INSTRUCTIONS FOR THE TASK: Below is a block of records; repeat each one exactly.

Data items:
▽

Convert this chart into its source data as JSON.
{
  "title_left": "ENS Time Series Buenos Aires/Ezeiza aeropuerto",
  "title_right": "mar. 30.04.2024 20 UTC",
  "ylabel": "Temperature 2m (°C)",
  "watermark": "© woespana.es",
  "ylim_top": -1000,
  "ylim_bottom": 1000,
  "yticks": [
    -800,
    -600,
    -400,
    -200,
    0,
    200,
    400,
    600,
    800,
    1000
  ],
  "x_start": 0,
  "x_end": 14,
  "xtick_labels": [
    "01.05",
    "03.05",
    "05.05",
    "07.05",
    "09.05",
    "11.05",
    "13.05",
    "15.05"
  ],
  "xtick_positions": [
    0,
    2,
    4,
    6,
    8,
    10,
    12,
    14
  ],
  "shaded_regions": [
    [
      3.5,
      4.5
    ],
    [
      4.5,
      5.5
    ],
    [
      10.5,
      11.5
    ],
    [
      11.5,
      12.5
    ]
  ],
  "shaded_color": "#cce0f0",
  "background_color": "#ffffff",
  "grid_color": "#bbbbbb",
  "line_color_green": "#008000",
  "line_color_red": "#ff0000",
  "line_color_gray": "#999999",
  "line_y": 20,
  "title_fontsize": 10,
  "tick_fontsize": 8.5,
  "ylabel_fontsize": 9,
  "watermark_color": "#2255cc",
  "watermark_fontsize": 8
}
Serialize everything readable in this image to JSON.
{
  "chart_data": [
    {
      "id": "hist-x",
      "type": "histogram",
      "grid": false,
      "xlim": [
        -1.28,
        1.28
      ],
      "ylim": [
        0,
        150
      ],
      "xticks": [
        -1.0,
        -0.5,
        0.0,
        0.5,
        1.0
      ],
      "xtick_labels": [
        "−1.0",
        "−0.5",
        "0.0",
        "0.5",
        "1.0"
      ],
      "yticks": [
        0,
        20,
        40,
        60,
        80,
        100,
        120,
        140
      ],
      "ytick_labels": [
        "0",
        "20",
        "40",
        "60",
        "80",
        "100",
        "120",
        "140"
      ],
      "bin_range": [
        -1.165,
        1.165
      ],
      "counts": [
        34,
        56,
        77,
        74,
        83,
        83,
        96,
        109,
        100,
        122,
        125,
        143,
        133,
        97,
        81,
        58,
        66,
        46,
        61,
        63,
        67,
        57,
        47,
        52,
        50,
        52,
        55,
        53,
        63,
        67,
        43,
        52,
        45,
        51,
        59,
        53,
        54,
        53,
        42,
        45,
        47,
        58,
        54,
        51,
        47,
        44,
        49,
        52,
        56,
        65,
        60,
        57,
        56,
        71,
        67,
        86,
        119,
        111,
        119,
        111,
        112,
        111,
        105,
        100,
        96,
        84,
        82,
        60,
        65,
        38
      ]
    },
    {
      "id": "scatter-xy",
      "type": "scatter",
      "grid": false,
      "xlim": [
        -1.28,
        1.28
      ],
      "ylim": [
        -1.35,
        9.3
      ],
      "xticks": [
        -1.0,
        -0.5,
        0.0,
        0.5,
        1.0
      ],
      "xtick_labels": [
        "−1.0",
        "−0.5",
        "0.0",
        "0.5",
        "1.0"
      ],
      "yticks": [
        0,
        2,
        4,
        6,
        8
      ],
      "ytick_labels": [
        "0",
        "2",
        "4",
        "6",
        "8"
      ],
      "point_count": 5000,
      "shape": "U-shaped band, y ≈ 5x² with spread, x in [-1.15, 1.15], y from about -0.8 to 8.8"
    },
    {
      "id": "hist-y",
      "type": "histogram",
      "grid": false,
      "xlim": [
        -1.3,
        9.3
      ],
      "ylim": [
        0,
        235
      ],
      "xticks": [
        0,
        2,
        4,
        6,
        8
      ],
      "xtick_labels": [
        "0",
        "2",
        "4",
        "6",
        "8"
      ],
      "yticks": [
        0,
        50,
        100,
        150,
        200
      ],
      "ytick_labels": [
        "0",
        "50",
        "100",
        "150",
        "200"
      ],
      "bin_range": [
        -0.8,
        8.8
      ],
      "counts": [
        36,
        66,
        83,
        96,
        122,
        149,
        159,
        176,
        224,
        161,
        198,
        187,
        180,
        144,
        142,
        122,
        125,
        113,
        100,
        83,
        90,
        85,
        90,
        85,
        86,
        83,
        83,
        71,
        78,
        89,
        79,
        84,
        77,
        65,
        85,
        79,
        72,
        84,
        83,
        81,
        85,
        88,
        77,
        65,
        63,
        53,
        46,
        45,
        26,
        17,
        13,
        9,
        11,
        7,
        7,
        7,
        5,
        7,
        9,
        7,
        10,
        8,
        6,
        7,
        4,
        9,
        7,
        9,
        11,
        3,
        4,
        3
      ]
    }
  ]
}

△

EXERCISE OUTPUT:
Convert this chart into its source data as JSON.
{
  "title_left": "ENS Time Series Buenos Aires/Ezeiza aeropuerto",
  "title_right": "mar. 30.04.2024 20 UTC",
  "ylabel": "Temperature 2m (°C)",
  "watermark": "© woespana.es",
  "ylim_top": -1000,
  "ylim_bottom": 1000,
  "yticks": [
    -800,
    -600,
    -400,
    -200,
    0,
    200,
    400,
    600,
    800,
    1000
  ],
  "x_start": 0,
  "x_end": 14,
  "xtick_labels": [
    "01.05",
    "03.05",
    "05.05",
    "07.05",
    "09.05",
    "11.05",
    "13.05",
    "15.05"
  ],
  "xtick_positions": [
    0,
    2,
    4,
    6,
    8,
    10,
    12,
    14
  ],
  "shaded_regions": [
    [
      3.5,
      4.5
    ],
    [
      4.5,
      5.5
    ],
    [
      10.5,
      11.5
    ],
    [
      11.5,
      12.5
    ]
  ],
  "shaded_color": "#cce0f0",
  "background_color": "#ffffff",
  "grid_color": "#bbbbbb",
  "line_color_green": "#008000",
  "line_color_red": "#ff0000",
  "line_color_gray": "#999999",
  "line_y": 20,
  "title_fontsize": 10,
  "tick_fontsize": 8.5,
  "ylabel_fontsize": 9,
  "watermark_color": "#2255cc",
  "watermark_fontsize": 8
}
Serialize everything readable in this image to JSON.
{
  "chart_data": [
    {
      "id": "hist-x",
      "type": "histogram",
      "grid": false,
      "xlim": [
        -1.28,
        1.28
      ],
      "ylim": [
        0,
        150
      ],
      "xticks": [
        -1.0,
        -0.5,
        0.0,
        0.5,
        1.0
      ],
      "xtick_labels": [
        "−1.0",
        "−0.5",
        "0.0",
        "0.5",
        "1.0"
      ],
      "yticks": [
        0,
        20,
        40,
        60,
        80,
        100,
        120,
        140
      ],
      "ytick_labels": [
        "0",
        "20",
        "40",
        "60",
        "80",
        "100",
        "120",
        "140"
      ],
      "bin_range": [
        -1.165,
        1.165
      ],
      "counts": [
        34,
        56,
        77,
        74,
        83,
        83,
        96,
        109,
        100,
        122,
        125,
        143,
        133,
        97,
        81,
        58,
        66,
        46,
        61,
        63,
        67,
        57,
        47,
        52,
        50,
        52,
        55,
        53,
        63,
        67,
        43,
        52,
        45,
        51,
        59,
        53,
        54,
        53,
        42,
        45,
        47,
        58,
        54,
        51,
        47,
        44,
        49,
        52,
        56,
        65,
        60,
        57,
        56,
        71,
        67,
        86,
        119,
        111,
        119,
        111,
        112,
        111,
        105,
        100,
        96,
        84,
        82,
        60,
        65,
        38
      ]
    },
    {
      "id": "scatter-xy",
      "type": "scatter",
      "grid": false,
      "xlim": [
        -1.28,
        1.28
      ],
      "ylim": [
        -1.35,
        9.3
      ],
      "xticks": [
        -1.0,
        -0.5,
        0.0,
        0.5,
        1.0
      ],
      "xtick_labels": [
        "−1.0",
        "−0.5",
        "0.0",
        "0.5",
        "1.0"
      ],
      "yticks": [
        0,
        2,
        4,
        6,
        8
      ],
      "ytick_labels": [
        "0",
        "2",
        "4",
        "6",
        "8"
      ],
      "point_count": 5000,
      "shape": "U-shaped band, y ≈ 5x² with spread, x in [-1.15, 1.15], y from about -0.8 to 8.8"
    },
    {
      "id": "hist-y",
      "type": "histogram",
      "grid": false,
      "xlim": [
        -1.3,
        9.3
      ],
      "ylim": [
        0,
        235
      ],
      "xticks": [
        0,
        2,
        4,
        6,
        8
      ],
      "xtick_labels": [
        "0",
        "2",
        "4",
        "6",
        "8"
      ],
      "yticks": [
        0,
        50,
        100,
        150,
        200
      ],
      "ytick_labels": [
        "0",
        "50",
        "100",
        "150",
        "200"
      ],
      "bin_range": [
        -0.8,
        8.8
      ],
      "counts": [
        36,
        66,
        83,
        96,
        122,
        149,
        159,
        176,
        224,
        161,
        198,
        187,
        180,
        144,
        142,
        122,
        125,
        113,
        100,
        83,
        90,
        85,
        90,
        85,
        86,
        83,
        83,
        71,
        78,
        89,
        79,
        84,
        77,
        65,
        85,
        79,
        72,
        84,
        83,
        81,
        85,
        88,
        77,
        65,
        63,
        53,
        46,
        45,
        26,
        17,
        13,
        9,
        11,
        7,
        7,
        7,
        5,
        7,
        9,
        7,
        10,
        8,
        6,
        7,
        4,
        9,
        7,
        9,
        11,
        3,
        4,
        3
      ]
    }
  ]
}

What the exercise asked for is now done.